[START Records to use]

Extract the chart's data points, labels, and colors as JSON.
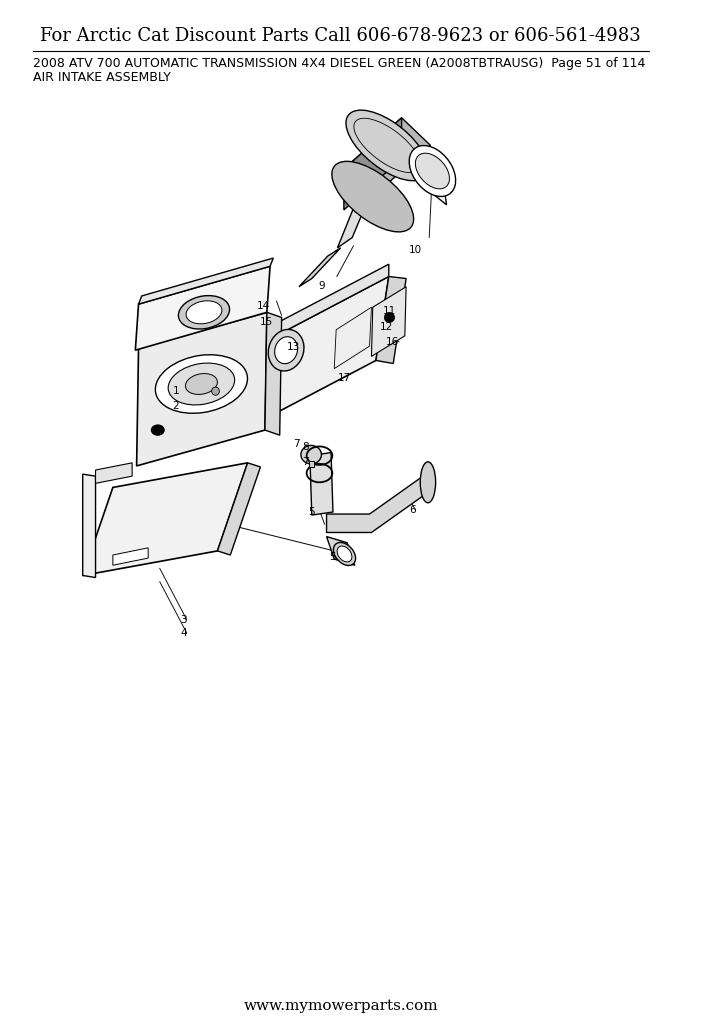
{
  "title_top": "For Arctic Cat Discount Parts Call 606-678-9623 or 606-561-4983",
  "subtitle": "2008 ATV 700 AUTOMATIC TRANSMISSION 4X4 DIESEL GREEN (A2008TBTRAUSG)  Page 51 of 114",
  "subtitle2": "AIR INTAKE ASSEMBLY",
  "footer": "www.mymowerparts.com",
  "bg_color": "#ffffff",
  "title_fontsize": 13,
  "subtitle_fontsize": 9,
  "footer_fontsize": 11
}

[END Records to use]

» Instructions to follow: Keep the pictures out and write out the records exactly.

» Solution to this task:
Extract the chart's data points, labels, and colors as JSON.
{
  "title_top": "For Arctic Cat Discount Parts Call 606-678-9623 or 606-561-4983",
  "subtitle": "2008 ATV 700 AUTOMATIC TRANSMISSION 4X4 DIESEL GREEN (A2008TBTRAUSG)  Page 51 of 114",
  "subtitle2": "AIR INTAKE ASSEMBLY",
  "footer": "www.mymowerparts.com",
  "bg_color": "#ffffff",
  "title_fontsize": 13,
  "subtitle_fontsize": 9,
  "footer_fontsize": 11
}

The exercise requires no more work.